> _YOUR INSTRUCTIONS_
Quote the records beneath, complete and exact. Leave out images.

> _RECORDS FOR THIS EXERCISE_
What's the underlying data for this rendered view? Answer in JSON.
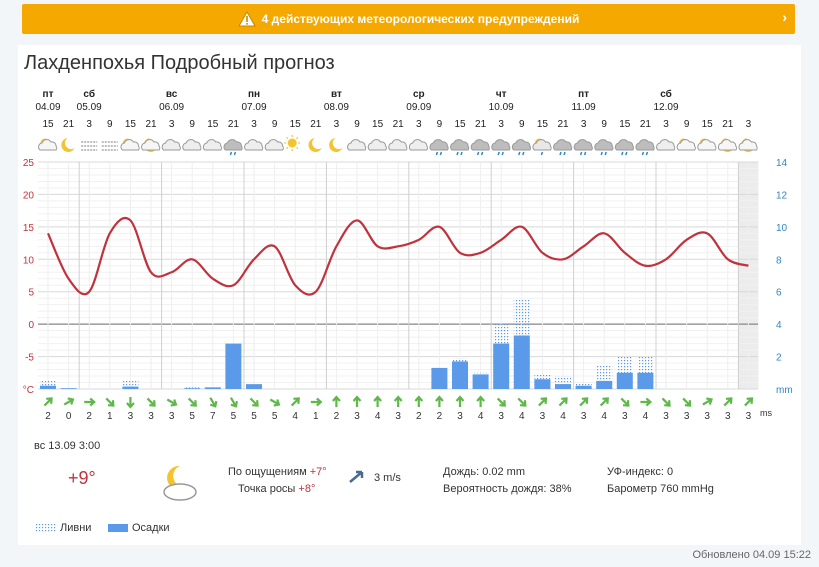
{
  "banner": {
    "text": "4 действующих метеорологических предупреждений",
    "color": "#f5a800"
  },
  "page_title": "Лахденпохья Подробный прогноз",
  "days": [
    {
      "label": "пт",
      "date": "04.09"
    },
    {
      "label": "сб",
      "date": "05.09"
    },
    {
      "label": "вс",
      "date": "06.09"
    },
    {
      "label": "пн",
      "date": "07.09"
    },
    {
      "label": "вт",
      "date": "08.09"
    },
    {
      "label": "ср",
      "date": "09.09"
    },
    {
      "label": "чт",
      "date": "10.09"
    },
    {
      "label": "пт",
      "date": "11.09"
    },
    {
      "label": "сб",
      "date": "12.09"
    }
  ],
  "hours": [
    "15",
    "21",
    "3",
    "9",
    "15",
    "21",
    "3",
    "9",
    "15",
    "21",
    "3",
    "9",
    "15",
    "21",
    "3",
    "9",
    "15",
    "21",
    "3",
    "9",
    "15",
    "21",
    "3",
    "9",
    "15",
    "21",
    "3",
    "9",
    "15",
    "21",
    "3",
    "9",
    "15",
    "21",
    "3"
  ],
  "icons": [
    "partly-cloudy-icon",
    "moon-icon",
    "fog-icon",
    "fog-icon",
    "sun-cloud-icon",
    "moon-cloud-icon",
    "cloud-icon",
    "cloud-icon",
    "cloud-icon",
    "rain-cloud-icon",
    "cloud-icon",
    "cloud-icon",
    "sun-icon",
    "moon-icon",
    "moon-icon",
    "cloud-icon",
    "cloud-icon",
    "cloud-icon",
    "cloud-icon",
    "rain-cloud-icon",
    "rain-cloud-icon",
    "rain-cloud-icon",
    "rain-cloud-icon",
    "rain-cloud-icon",
    "sun-rain-icon",
    "rain-cloud-icon",
    "rain-cloud-icon",
    "rain-cloud-icon",
    "rain-cloud-icon",
    "rain-cloud-icon",
    "cloud-icon",
    "sun-cloud-icon",
    "sun-cloud-icon",
    "moon-cloud-icon",
    "moon-cloud-icon"
  ],
  "chart_data": {
    "type": "line+bar",
    "temp_ylabels": [
      "25",
      "20",
      "15",
      "10",
      "5",
      "0",
      "-5",
      "°C"
    ],
    "precip_ylabels": [
      "14",
      "12",
      "10",
      "8",
      "6",
      "4",
      "2",
      "mm"
    ],
    "temp_range": [
      -10,
      25
    ],
    "precip_range": [
      0,
      14
    ],
    "temperature": [
      14,
      7,
      5,
      14,
      16,
      8,
      8,
      10,
      7,
      6,
      10,
      12,
      6,
      5,
      12,
      16,
      12,
      12,
      13,
      15,
      11,
      11,
      13,
      15,
      11,
      10,
      12,
      14,
      11,
      9,
      10,
      13,
      14,
      10,
      9
    ],
    "precip_rain": [
      0.2,
      0.05,
      0,
      0,
      0.15,
      0,
      0,
      0.05,
      0.1,
      2.8,
      0.3,
      0,
      0,
      0,
      0,
      0,
      0,
      0,
      0,
      1.3,
      1.7,
      0.9,
      2.8,
      3.3,
      0.6,
      0.3,
      0.2,
      0.5,
      1.0,
      1.0,
      0,
      0,
      0,
      0,
      0
    ],
    "precip_showers": [
      0.5,
      0,
      0,
      0,
      0.5,
      0,
      0,
      0.1,
      0.1,
      0,
      0,
      0,
      0,
      0,
      0,
      0,
      0,
      0,
      0,
      0,
      1.9,
      1.0,
      4.0,
      5.5,
      0.9,
      0.8,
      0.4,
      1.5,
      2.0,
      2.0,
      0,
      0,
      0,
      0,
      0
    ],
    "wind": [
      2,
      0,
      2,
      1,
      3,
      3,
      3,
      5,
      7,
      5,
      5,
      5,
      4,
      1,
      2,
      3,
      4,
      3,
      2,
      2,
      3,
      4,
      3,
      4,
      3,
      4,
      3,
      4,
      3,
      4,
      3,
      3,
      3,
      3,
      3
    ],
    "wind_unit": "ms"
  },
  "details": {
    "datetime": "вс 13.09 3:00",
    "temp": "+9°",
    "feels_label": "По ощущениям",
    "feels_value": "+7°",
    "dew_label": "Точка росы",
    "dew_value": "+8°",
    "wind_value": "3 m/s",
    "rain_label": "Дождь:",
    "rain_value": "0.02 mm",
    "prob_label": "Вероятность дождя:",
    "prob_value": "38%",
    "uv_label": "УФ-индекс:",
    "uv_value": "0",
    "baro_label": "Барометр",
    "baro_value": "760 mmHg"
  },
  "legend": {
    "showers": "Ливни",
    "precip": "Осадки"
  },
  "updated": "Обновлено 04.09 15:22",
  "colors": {
    "temp_line": "#c0333d",
    "bar": "#5b9ae8",
    "wind_arrow": "#5fb84a",
    "label_red": "#c0333d",
    "label_blue": "#2f87c4"
  }
}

> _REPLY TO THE TASK_
What's the underlying data for this rendered view? Answer in JSON.
{
  "banner": {
    "text": "4 действующих метеорологических предупреждений",
    "color": "#f5a800"
  },
  "page_title": "Лахденпохья Подробный прогноз",
  "days": [
    {
      "label": "пт",
      "date": "04.09"
    },
    {
      "label": "сб",
      "date": "05.09"
    },
    {
      "label": "вс",
      "date": "06.09"
    },
    {
      "label": "пн",
      "date": "07.09"
    },
    {
      "label": "вт",
      "date": "08.09"
    },
    {
      "label": "ср",
      "date": "09.09"
    },
    {
      "label": "чт",
      "date": "10.09"
    },
    {
      "label": "пт",
      "date": "11.09"
    },
    {
      "label": "сб",
      "date": "12.09"
    }
  ],
  "hours": [
    "15",
    "21",
    "3",
    "9",
    "15",
    "21",
    "3",
    "9",
    "15",
    "21",
    "3",
    "9",
    "15",
    "21",
    "3",
    "9",
    "15",
    "21",
    "3",
    "9",
    "15",
    "21",
    "3",
    "9",
    "15",
    "21",
    "3",
    "9",
    "15",
    "21",
    "3",
    "9",
    "15",
    "21",
    "3"
  ],
  "icons": [
    "partly-cloudy-icon",
    "moon-icon",
    "fog-icon",
    "fog-icon",
    "sun-cloud-icon",
    "moon-cloud-icon",
    "cloud-icon",
    "cloud-icon",
    "cloud-icon",
    "rain-cloud-icon",
    "cloud-icon",
    "cloud-icon",
    "sun-icon",
    "moon-icon",
    "moon-icon",
    "cloud-icon",
    "cloud-icon",
    "cloud-icon",
    "cloud-icon",
    "rain-cloud-icon",
    "rain-cloud-icon",
    "rain-cloud-icon",
    "rain-cloud-icon",
    "rain-cloud-icon",
    "sun-rain-icon",
    "rain-cloud-icon",
    "rain-cloud-icon",
    "rain-cloud-icon",
    "rain-cloud-icon",
    "rain-cloud-icon",
    "cloud-icon",
    "sun-cloud-icon",
    "sun-cloud-icon",
    "moon-cloud-icon",
    "moon-cloud-icon"
  ],
  "chart_data": {
    "type": "line+bar",
    "temp_ylabels": [
      "25",
      "20",
      "15",
      "10",
      "5",
      "0",
      "-5",
      "°C"
    ],
    "precip_ylabels": [
      "14",
      "12",
      "10",
      "8",
      "6",
      "4",
      "2",
      "mm"
    ],
    "temp_range": [
      -10,
      25
    ],
    "precip_range": [
      0,
      14
    ],
    "temperature": [
      14,
      7,
      5,
      14,
      16,
      8,
      8,
      10,
      7,
      6,
      10,
      12,
      6,
      5,
      12,
      16,
      12,
      12,
      13,
      15,
      11,
      11,
      13,
      15,
      11,
      10,
      12,
      14,
      11,
      9,
      10,
      13,
      14,
      10,
      9
    ],
    "precip_rain": [
      0.2,
      0.05,
      0,
      0,
      0.15,
      0,
      0,
      0.05,
      0.1,
      2.8,
      0.3,
      0,
      0,
      0,
      0,
      0,
      0,
      0,
      0,
      1.3,
      1.7,
      0.9,
      2.8,
      3.3,
      0.6,
      0.3,
      0.2,
      0.5,
      1.0,
      1.0,
      0,
      0,
      0,
      0,
      0
    ],
    "precip_showers": [
      0.5,
      0,
      0,
      0,
      0.5,
      0,
      0,
      0.1,
      0.1,
      0,
      0,
      0,
      0,
      0,
      0,
      0,
      0,
      0,
      0,
      0,
      1.9,
      1.0,
      4.0,
      5.5,
      0.9,
      0.8,
      0.4,
      1.5,
      2.0,
      2.0,
      0,
      0,
      0,
      0,
      0
    ],
    "wind": [
      2,
      0,
      2,
      1,
      3,
      3,
      3,
      5,
      7,
      5,
      5,
      5,
      4,
      1,
      2,
      3,
      4,
      3,
      2,
      2,
      3,
      4,
      3,
      4,
      3,
      4,
      3,
      4,
      3,
      4,
      3,
      3,
      3,
      3,
      3
    ],
    "wind_unit": "ms"
  },
  "details": {
    "datetime": "вс 13.09 3:00",
    "temp": "+9°",
    "feels_label": "По ощущениям",
    "feels_value": "+7°",
    "dew_label": "Точка росы",
    "dew_value": "+8°",
    "wind_value": "3 m/s",
    "rain_label": "Дождь:",
    "rain_value": "0.02 mm",
    "prob_label": "Вероятность дождя:",
    "prob_value": "38%",
    "uv_label": "УФ-индекс:",
    "uv_value": "0",
    "baro_label": "Барометр",
    "baro_value": "760 mmHg"
  },
  "legend": {
    "showers": "Ливни",
    "precip": "Осадки"
  },
  "updated": "Обновлено 04.09 15:22",
  "colors": {
    "temp_line": "#c0333d",
    "bar": "#5b9ae8",
    "wind_arrow": "#5fb84a",
    "label_red": "#c0333d",
    "label_blue": "#2f87c4"
  }
}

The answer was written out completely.